__Extracted information__.
* Start *

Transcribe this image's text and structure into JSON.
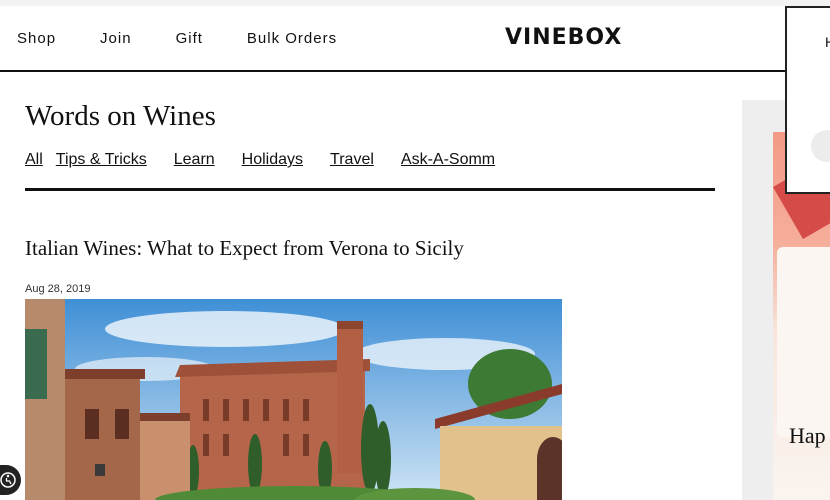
{
  "header": {
    "nav": [
      "Shop",
      "Join",
      "Gift",
      "Bulk Orders"
    ],
    "logo": "VINEBOX",
    "popup_text": "H"
  },
  "blog": {
    "title": "Words on Wines",
    "categories": [
      "All",
      "Tips & Tricks",
      "Learn",
      "Holidays",
      "Travel",
      "Ask-A-Somm"
    ]
  },
  "post": {
    "title": "Italian Wines: What to Expect from Verona to Sicily",
    "date": "Aug 28, 2019"
  },
  "ad": {
    "text": "Hap"
  },
  "colors": {
    "accent": "#111111",
    "ad_coral": "#f29a86"
  },
  "icons": [
    "accessibility-icon"
  ]
}
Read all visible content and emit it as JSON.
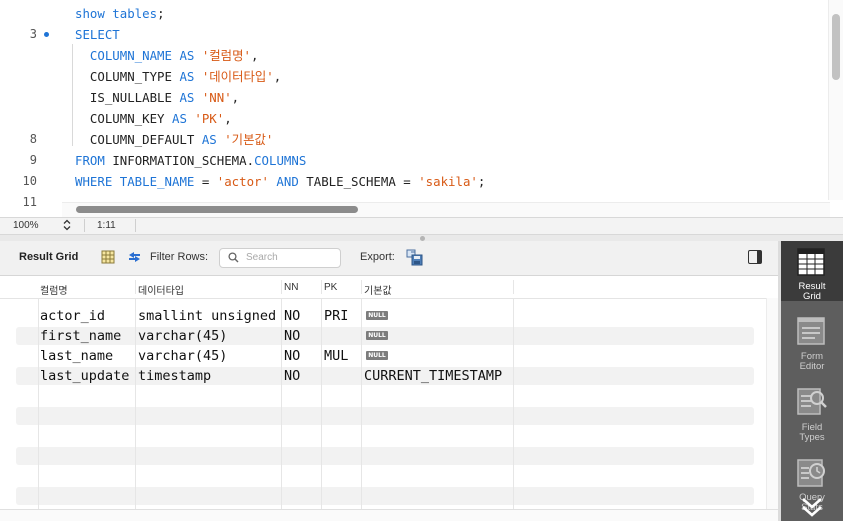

* End *

__What you will do__. Reproduce the material word for word. Any pictures should be left out of the copy.

__Correct response__.
Transcribe this image's text and structure into JSON.
{
  "header": {
    "nav": [
      "Shop",
      "Join",
      "Gift",
      "Bulk Orders"
    ],
    "logo": "VINEBOX",
    "popup_text": "H"
  },
  "blog": {
    "title": "Words on Wines",
    "categories": [
      "All",
      "Tips & Tricks",
      "Learn",
      "Holidays",
      "Travel",
      "Ask-A-Somm"
    ]
  },
  "post": {
    "title": "Italian Wines: What to Expect from Verona to Sicily",
    "date": "Aug 28, 2019"
  },
  "ad": {
    "text": "Hap"
  },
  "colors": {
    "accent": "#111111",
    "ad_coral": "#f29a86"
  },
  "icons": [
    "accessibility-icon"
  ]
}
Read all visible content and emit it as JSON.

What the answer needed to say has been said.